TASK GOAL: Find the word "across" in the listing; pull out each line holding it.

DATASET:
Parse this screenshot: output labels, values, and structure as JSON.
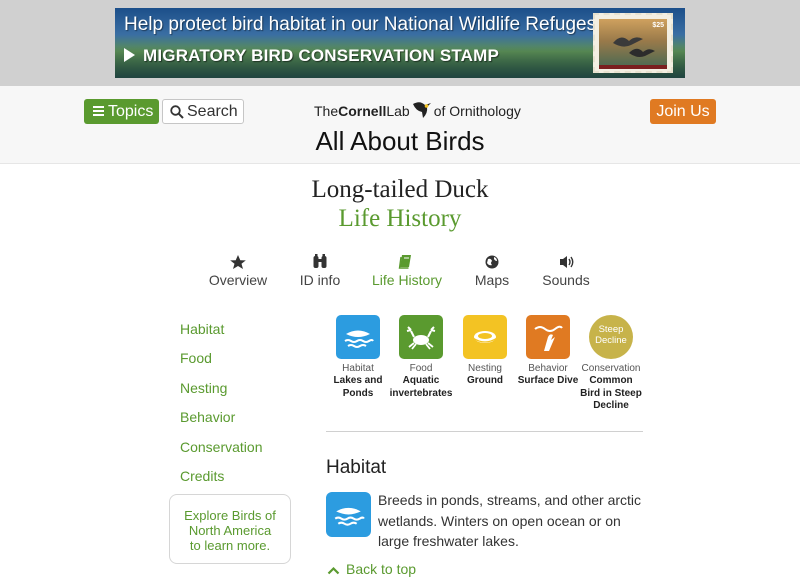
{
  "banner": {
    "headline": "Help protect bird habitat in our National Wildlife Refuges!",
    "cta": "MIGRATORY BIRD CONSERVATION STAMP",
    "stamp_value": "$25"
  },
  "header": {
    "topics_label": "Topics",
    "search_label": "Search",
    "org_pre": "The",
    "org_bold": "Cornell",
    "org_mid": "Lab",
    "org_post": "of Ornithology",
    "site_title": "All About Birds",
    "join_label": "Join Us"
  },
  "species": {
    "name": "Long-tailed Duck",
    "subpage": "Life History"
  },
  "tabs": [
    {
      "label": "Overview",
      "icon": "star-icon"
    },
    {
      "label": "ID info",
      "icon": "binoculars-icon"
    },
    {
      "label": "Life History",
      "icon": "book-icon",
      "active": true
    },
    {
      "label": "Maps",
      "icon": "globe-icon"
    },
    {
      "label": "Sounds",
      "icon": "speaker-icon"
    }
  ],
  "nav": {
    "items": [
      "Habitat",
      "Food",
      "Nesting",
      "Behavior",
      "Conservation",
      "Credits"
    ],
    "explore": [
      "Explore Birds of",
      "North America",
      "to learn more."
    ]
  },
  "summary": [
    {
      "label": "Habitat",
      "value": [
        "Lakes and",
        "Ponds"
      ],
      "icon": "lake-icon",
      "color": "#2c9ce0"
    },
    {
      "label": "Food",
      "value": [
        "Aquatic",
        "invertebrates"
      ],
      "icon": "crab-icon",
      "color": "#5a9a2f"
    },
    {
      "label": "Nesting",
      "value": [
        "Ground"
      ],
      "icon": "nest-icon",
      "color": "#f3c323"
    },
    {
      "label": "Behavior",
      "value": [
        "Surface Dive"
      ],
      "icon": "diving-bird-icon",
      "color": "#e07a22"
    },
    {
      "label": "Conservation",
      "value": [
        "Common",
        "Bird in Steep",
        "Decline"
      ],
      "icon": "steep-decline-badge",
      "color": "#c7b34a",
      "badge": [
        "Steep",
        "Decline"
      ]
    }
  ],
  "habitat": {
    "title": "Habitat",
    "text": "Breeds in ponds, streams, and other arctic wetlands. Winters on open ocean or on large freshwater lakes.",
    "back_to_top": "Back to top"
  },
  "colors": {
    "accent_green": "#5a9a2f",
    "join_orange": "#e07a22",
    "water_blue": "#2c9ce0"
  }
}
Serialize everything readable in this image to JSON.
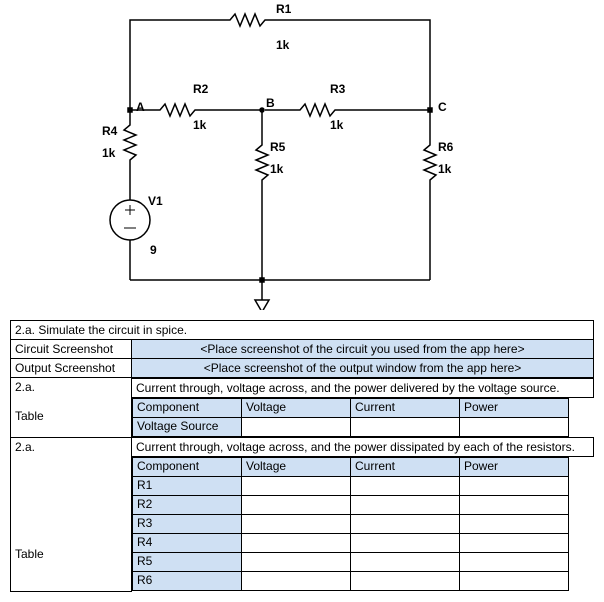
{
  "circuit": {
    "R1": {
      "name": "R1",
      "value": "1k"
    },
    "R2": {
      "name": "R2",
      "value": "1k"
    },
    "R3": {
      "name": "R3",
      "value": "1k"
    },
    "R4": {
      "name": "R4",
      "value": "1k"
    },
    "R5": {
      "name": "R5",
      "value": "1k"
    },
    "R6": {
      "name": "R6",
      "value": "1k"
    },
    "V1": {
      "name": "V1",
      "value": "9"
    },
    "nodes": {
      "A": "A",
      "B": "B",
      "C": "C"
    }
  },
  "prompt": "2.a. Simulate the circuit in spice.",
  "rows": {
    "circuitScreenshot": {
      "label": "Circuit Screenshot",
      "placeholder": "<Place screenshot of the circuit you used from the app  here>"
    },
    "outputScreenshot": {
      "label": "Output Screenshot",
      "placeholder": "<Place screenshot of the output window from the app here>"
    },
    "section1": {
      "num": "2.a.",
      "label": "Table",
      "desc": "Current through, voltage across, and the power delivered by the voltage source."
    },
    "section2": {
      "num": "2.a.",
      "label": "Table",
      "desc": "Current through, voltage across, and the power dissipated by each of the resistors."
    }
  },
  "tableHeaders": {
    "c1": "Component",
    "c2": "Voltage",
    "c3": "Current",
    "c4": "Power"
  },
  "table1": {
    "r1": "Voltage Source"
  },
  "table2": {
    "r1": "R1",
    "r2": "R2",
    "r3": "R3",
    "r4": "R4",
    "r5": "R5",
    "r6": "R6"
  }
}
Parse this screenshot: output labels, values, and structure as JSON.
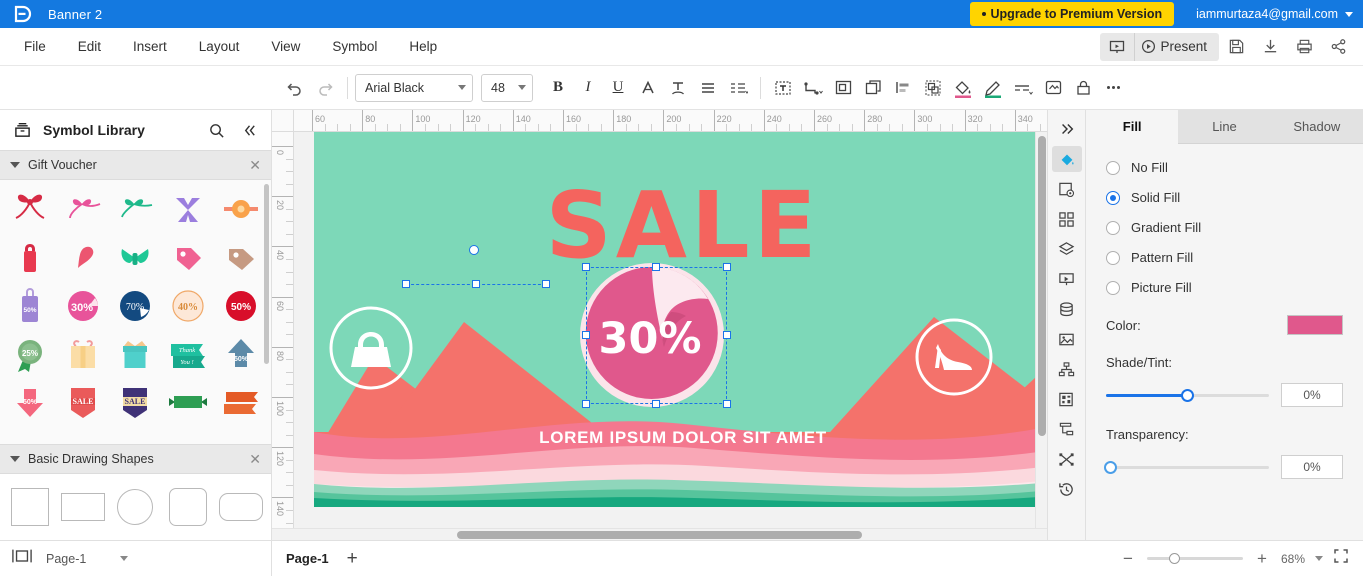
{
  "titlebar": {
    "doc_title": "Banner 2",
    "upgrade_label": "Upgrade to Premium Version",
    "account_email": "iammurtaza4@gmail.com",
    "brand_color": "#1479e0",
    "upgrade_color": "#ffd400"
  },
  "menubar": {
    "items": [
      {
        "label": "File"
      },
      {
        "label": "Edit"
      },
      {
        "label": "Insert"
      },
      {
        "label": "Layout"
      },
      {
        "label": "View"
      },
      {
        "label": "Symbol"
      },
      {
        "label": "Help"
      }
    ],
    "present_label": "Present"
  },
  "toolbar": {
    "font_family": "Arial Black",
    "font_size": "48",
    "fill_accent": "#e0588c"
  },
  "sidebar": {
    "title": "Symbol Library",
    "sections": [
      {
        "name": "Gift Voucher"
      },
      {
        "name": "Basic Drawing Shapes"
      }
    ],
    "symbol_badges": [
      "50%",
      "30%",
      "70%",
      "40%",
      "50%",
      "25%",
      "50%",
      "50%"
    ],
    "symbol_labels": [
      "Thank",
      "You !",
      "SALE",
      "SALE"
    ]
  },
  "pagebar": {
    "page_select": "Page-1",
    "page_tab": "Page-1",
    "add_label": "+",
    "zoom_value": "68%"
  },
  "rulers": {
    "horizontal": [
      60,
      80,
      100,
      120,
      140,
      160,
      180,
      200,
      220,
      240,
      260,
      280,
      300,
      320,
      340
    ],
    "vertical": [
      0,
      20,
      40,
      60,
      80,
      100,
      120,
      140
    ]
  },
  "canvas": {
    "headline": "SALE",
    "badge_text": "30%",
    "footer_text": "LOREM IPSUM DOLOR SIT AMET",
    "mint": "#7dd8b8",
    "coral": "#f4645e",
    "pink": "#e0588c",
    "blush": "#fbd9de"
  },
  "right_panel": {
    "tabs": [
      {
        "label": "Fill",
        "active": true
      },
      {
        "label": "Line",
        "active": false
      },
      {
        "label": "Shadow",
        "active": false
      }
    ],
    "fill_options": [
      {
        "label": "No Fill",
        "selected": false
      },
      {
        "label": "Solid Fill",
        "selected": true
      },
      {
        "label": "Gradient Fill",
        "selected": false
      },
      {
        "label": "Pattern Fill",
        "selected": false
      },
      {
        "label": "Picture Fill",
        "selected": false
      }
    ],
    "color_label": "Color:",
    "color_value": "#e0588c",
    "shade_label": "Shade/Tint:",
    "shade_value": "0%",
    "transparency_label": "Transparency:",
    "transparency_value": "0%"
  }
}
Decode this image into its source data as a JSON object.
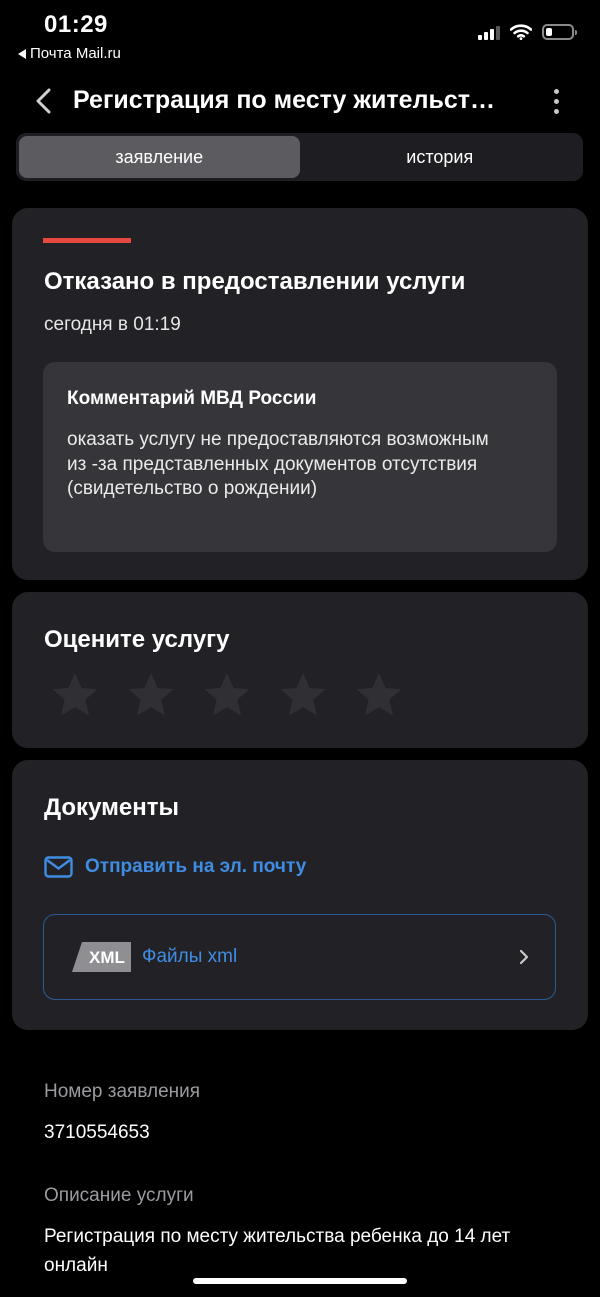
{
  "status_bar": {
    "time": "01:29",
    "back_app": "Почта Mail.ru",
    "battery_level": 0.25
  },
  "header": {
    "title": "Регистрация по месту жительст…"
  },
  "tabs": [
    {
      "label": "заявление",
      "active": true
    },
    {
      "label": "история",
      "active": false
    }
  ],
  "status_card": {
    "title": "Отказано в предоставлении услуги",
    "date": "сегодня в 01:19",
    "accent_color": "#e5493f",
    "comment": {
      "title": "Комментарий МВД России",
      "text": "оказать услугу не предоставляются возможным из -за представленных документов отсутствия (свидетельство о рождении)"
    }
  },
  "rating": {
    "title": "Оцените услугу",
    "value": 0,
    "max": 5
  },
  "documents": {
    "title": "Документы",
    "email_link": "Отправить на эл. почту",
    "xml_badge": "XML",
    "xml_label": "Файлы xml",
    "link_color": "#3f8de2"
  },
  "details": {
    "number_label": "Номер заявления",
    "number_value": "3710554653",
    "description_label": "Описание услуги",
    "description_value": "Регистрация по месту жительства ребенка до 14 лет онлайн"
  },
  "icons": {
    "back": "chevron-left-icon",
    "menu": "more-vertical-icon",
    "star": "star-icon",
    "mail": "mail-icon",
    "chevron": "chevron-right-icon"
  }
}
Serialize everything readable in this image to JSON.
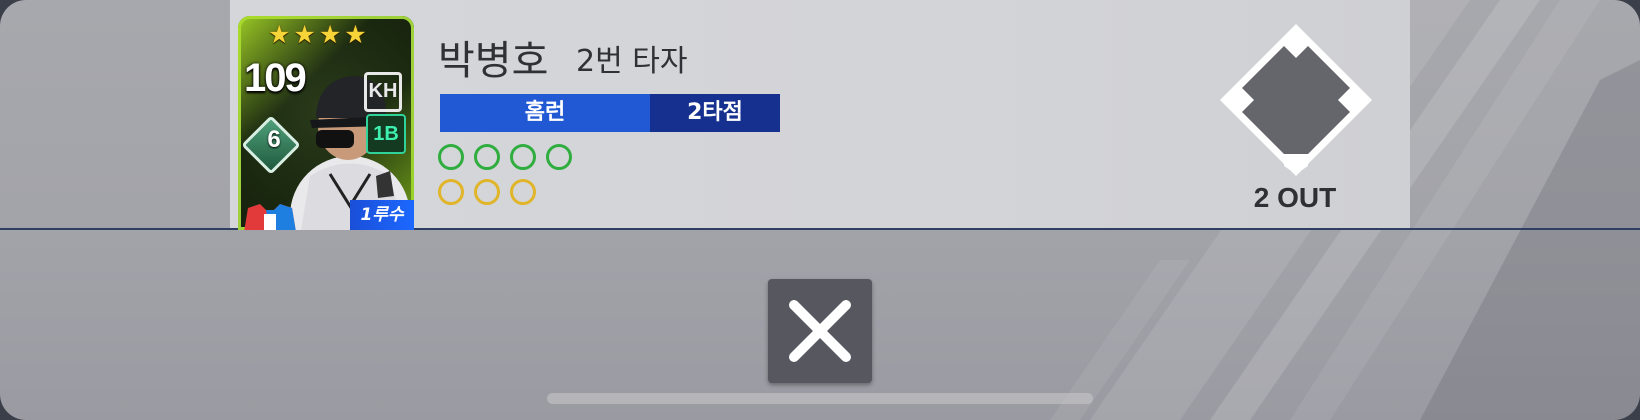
{
  "card": {
    "stars": [
      "★",
      "★",
      "★",
      "★"
    ],
    "rating": "109",
    "level": "6",
    "team_logo": "KH",
    "position": "1B",
    "role_tag": "1루수"
  },
  "player": {
    "name": "박병호",
    "batting_order": "2번 타자"
  },
  "result": {
    "main": "홈런",
    "rbi": "2타점"
  },
  "count": {
    "balls": 4,
    "strikes": 3
  },
  "bases": {
    "first": "empty",
    "second": "empty",
    "third": "empty"
  },
  "outs_label": "2 OUT",
  "close": {
    "icon": "close-icon"
  },
  "colors": {
    "result_main": "#2158d4",
    "result_rbi": "#16308f",
    "ball": "#2fae3f",
    "strike": "#e0b52a"
  }
}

ANSWER TO THE TASK:
      "desc": "Current through, voltage across, and the power delivered by the voltage source."
      "desc": "Current through, voltage across, and the power dissipated by each of the resistors."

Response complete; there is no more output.